Objective:
Reproduce the records below exactly, leaving out any pictures.

Data for this exercise:

* BEGIN *

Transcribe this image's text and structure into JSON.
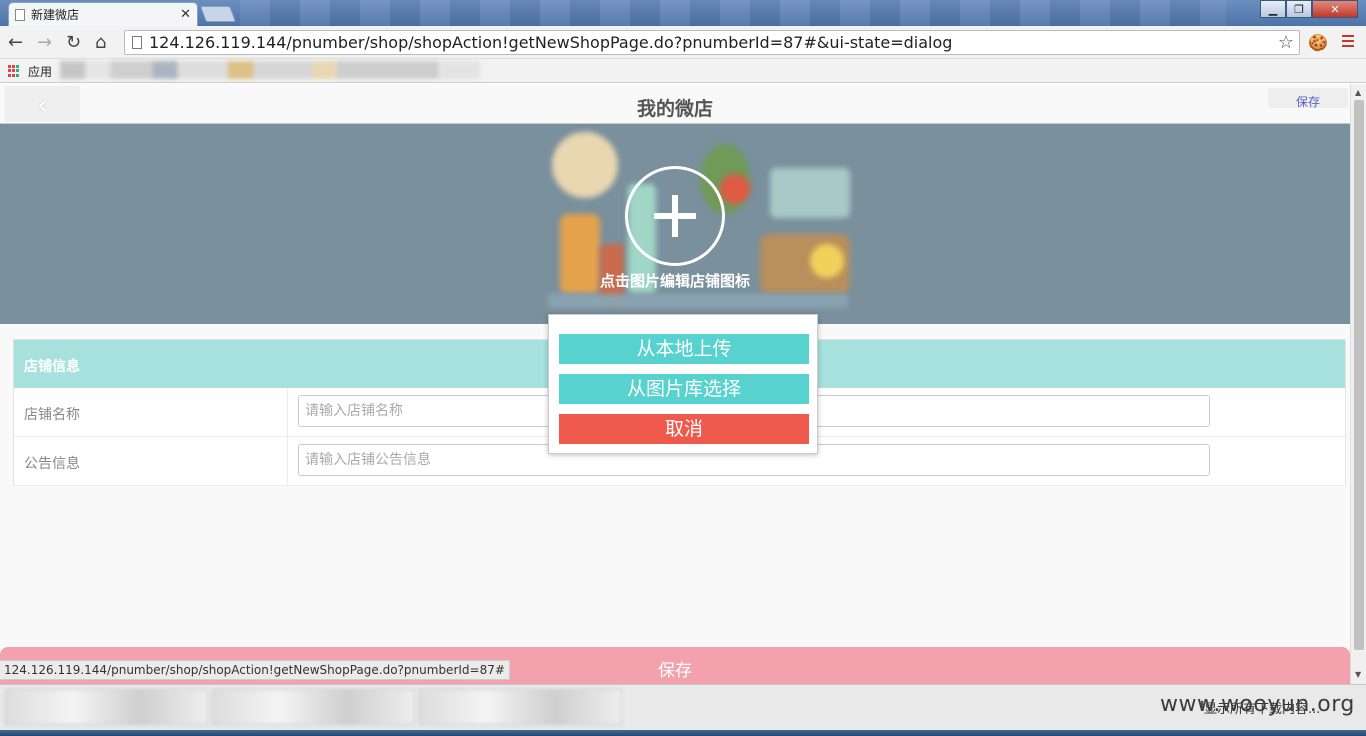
{
  "browser": {
    "tab_title": "新建微店",
    "tab_close": "✕",
    "url": "124.126.119.144/pnumber/shop/shopAction!getNewShopPage.do?pnumberId=87#&ui-state=dialog",
    "bookmarks_apps_label": "应用",
    "window_controls": {
      "minimize": "▁",
      "maximize": "❐",
      "close": "✕"
    },
    "icons": {
      "back": "←",
      "forward": "→",
      "reload": "↻",
      "home": "⌂",
      "star": "☆",
      "cookie": "🍪"
    }
  },
  "app": {
    "back_glyph": "‹",
    "title": "我的微店",
    "save_top": "保存",
    "banner_hint": "点击图片编辑店铺图标",
    "info": {
      "header": "店铺信息",
      "shop_name_label": "店铺名称",
      "shop_name_placeholder": "请输入店铺名称",
      "notice_label": "公告信息",
      "notice_placeholder": "请输入店铺公告信息"
    },
    "save_bottom": "保存"
  },
  "dialog": {
    "upload_local": "从本地上传",
    "choose_gallery": "从图片库选择",
    "cancel": "取消"
  },
  "status_bar_url": "124.126.119.144/pnumber/shop/shopAction!getNewShopPage.do?pnumberId=87#",
  "download_bar": {
    "show_all": "显示所有下载内容..."
  },
  "watermark": "www.wooyun.org",
  "colors": {
    "teal": "#58d2cf",
    "red": "#ef5a4c",
    "panel_header": "#a6e1de",
    "save_bar": "#f3a2ad",
    "banner": "#7a909d"
  }
}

* END *

Completed task:
Transcribe this image's text and structure into JSON.
{
  "browser": {
    "tab_title": "新建微店",
    "tab_close": "✕",
    "url": "124.126.119.144/pnumber/shop/shopAction!getNewShopPage.do?pnumberId=87#&ui-state=dialog",
    "bookmarks_apps_label": "应用",
    "window_controls": {
      "minimize": "▁",
      "maximize": "❐",
      "close": "✕"
    },
    "icons": {
      "back": "←",
      "forward": "→",
      "reload": "↻",
      "home": "⌂",
      "star": "☆",
      "cookie": "🍪"
    }
  },
  "app": {
    "back_glyph": "‹",
    "title": "我的微店",
    "save_top": "保存",
    "banner_hint": "点击图片编辑店铺图标",
    "info": {
      "header": "店铺信息",
      "shop_name_label": "店铺名称",
      "shop_name_placeholder": "请输入店铺名称",
      "notice_label": "公告信息",
      "notice_placeholder": "请输入店铺公告信息"
    },
    "save_bottom": "保存"
  },
  "dialog": {
    "upload_local": "从本地上传",
    "choose_gallery": "从图片库选择",
    "cancel": "取消"
  },
  "status_bar_url": "124.126.119.144/pnumber/shop/shopAction!getNewShopPage.do?pnumberId=87#",
  "download_bar": {
    "show_all": "显示所有下载内容..."
  },
  "watermark": "www.wooyun.org",
  "colors": {
    "teal": "#58d2cf",
    "red": "#ef5a4c",
    "panel_header": "#a6e1de",
    "save_bar": "#f3a2ad",
    "banner": "#7a909d"
  }
}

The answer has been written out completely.